Collection entries:
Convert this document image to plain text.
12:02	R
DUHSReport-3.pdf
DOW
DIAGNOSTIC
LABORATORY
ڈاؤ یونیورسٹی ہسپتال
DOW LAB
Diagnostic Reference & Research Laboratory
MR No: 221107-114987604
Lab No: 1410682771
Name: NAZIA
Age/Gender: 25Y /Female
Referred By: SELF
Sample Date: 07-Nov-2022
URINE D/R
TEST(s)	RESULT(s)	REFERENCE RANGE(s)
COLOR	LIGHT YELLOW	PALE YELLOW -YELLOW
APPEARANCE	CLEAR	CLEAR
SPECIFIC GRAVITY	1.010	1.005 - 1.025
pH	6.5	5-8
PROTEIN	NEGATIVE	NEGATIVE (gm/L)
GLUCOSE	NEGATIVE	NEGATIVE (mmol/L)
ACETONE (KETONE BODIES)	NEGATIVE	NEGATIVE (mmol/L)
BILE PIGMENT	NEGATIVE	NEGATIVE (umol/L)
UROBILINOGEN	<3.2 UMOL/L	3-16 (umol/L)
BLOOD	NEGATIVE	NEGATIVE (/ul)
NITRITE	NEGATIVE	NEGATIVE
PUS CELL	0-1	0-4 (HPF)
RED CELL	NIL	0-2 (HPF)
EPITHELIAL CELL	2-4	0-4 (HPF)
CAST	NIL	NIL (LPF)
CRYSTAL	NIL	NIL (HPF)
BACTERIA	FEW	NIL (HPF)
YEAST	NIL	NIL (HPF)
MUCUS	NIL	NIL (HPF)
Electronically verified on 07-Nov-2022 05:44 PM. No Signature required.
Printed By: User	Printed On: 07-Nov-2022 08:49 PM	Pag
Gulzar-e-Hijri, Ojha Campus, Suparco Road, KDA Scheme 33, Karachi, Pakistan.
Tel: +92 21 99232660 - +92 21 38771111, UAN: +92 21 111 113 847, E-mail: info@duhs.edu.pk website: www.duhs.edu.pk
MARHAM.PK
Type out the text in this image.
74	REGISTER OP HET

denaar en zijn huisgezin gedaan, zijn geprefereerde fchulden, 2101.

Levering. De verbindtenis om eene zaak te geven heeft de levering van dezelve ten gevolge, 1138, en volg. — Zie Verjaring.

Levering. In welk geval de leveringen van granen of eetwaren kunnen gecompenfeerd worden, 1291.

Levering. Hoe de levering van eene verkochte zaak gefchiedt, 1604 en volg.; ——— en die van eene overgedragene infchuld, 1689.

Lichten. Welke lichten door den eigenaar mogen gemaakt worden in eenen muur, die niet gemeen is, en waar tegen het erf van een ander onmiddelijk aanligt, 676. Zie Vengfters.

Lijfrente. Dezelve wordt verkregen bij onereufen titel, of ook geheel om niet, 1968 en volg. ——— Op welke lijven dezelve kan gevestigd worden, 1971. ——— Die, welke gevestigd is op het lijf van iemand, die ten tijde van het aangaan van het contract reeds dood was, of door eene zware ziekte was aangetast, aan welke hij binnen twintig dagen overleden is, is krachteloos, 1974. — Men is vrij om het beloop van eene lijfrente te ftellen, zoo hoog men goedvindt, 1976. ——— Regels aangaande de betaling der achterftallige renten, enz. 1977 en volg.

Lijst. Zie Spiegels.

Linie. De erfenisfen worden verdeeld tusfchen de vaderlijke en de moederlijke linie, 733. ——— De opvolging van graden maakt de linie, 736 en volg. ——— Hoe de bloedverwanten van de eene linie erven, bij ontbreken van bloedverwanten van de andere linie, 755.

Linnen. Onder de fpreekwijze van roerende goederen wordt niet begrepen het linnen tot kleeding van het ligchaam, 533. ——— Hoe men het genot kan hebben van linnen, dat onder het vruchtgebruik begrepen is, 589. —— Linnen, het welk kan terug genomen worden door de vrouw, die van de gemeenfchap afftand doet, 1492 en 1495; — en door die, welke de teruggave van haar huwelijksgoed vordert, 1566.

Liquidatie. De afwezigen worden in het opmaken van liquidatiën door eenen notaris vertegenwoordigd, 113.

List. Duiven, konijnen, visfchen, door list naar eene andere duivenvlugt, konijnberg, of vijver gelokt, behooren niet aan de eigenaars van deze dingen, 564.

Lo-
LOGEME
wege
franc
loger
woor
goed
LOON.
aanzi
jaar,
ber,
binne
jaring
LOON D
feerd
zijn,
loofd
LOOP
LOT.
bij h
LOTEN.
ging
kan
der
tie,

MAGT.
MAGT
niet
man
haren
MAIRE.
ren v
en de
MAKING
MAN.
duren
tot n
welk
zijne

ACTION ITEM: State how many lines above include the word "image", and nothing more.

WRITTEN ANSWER: 2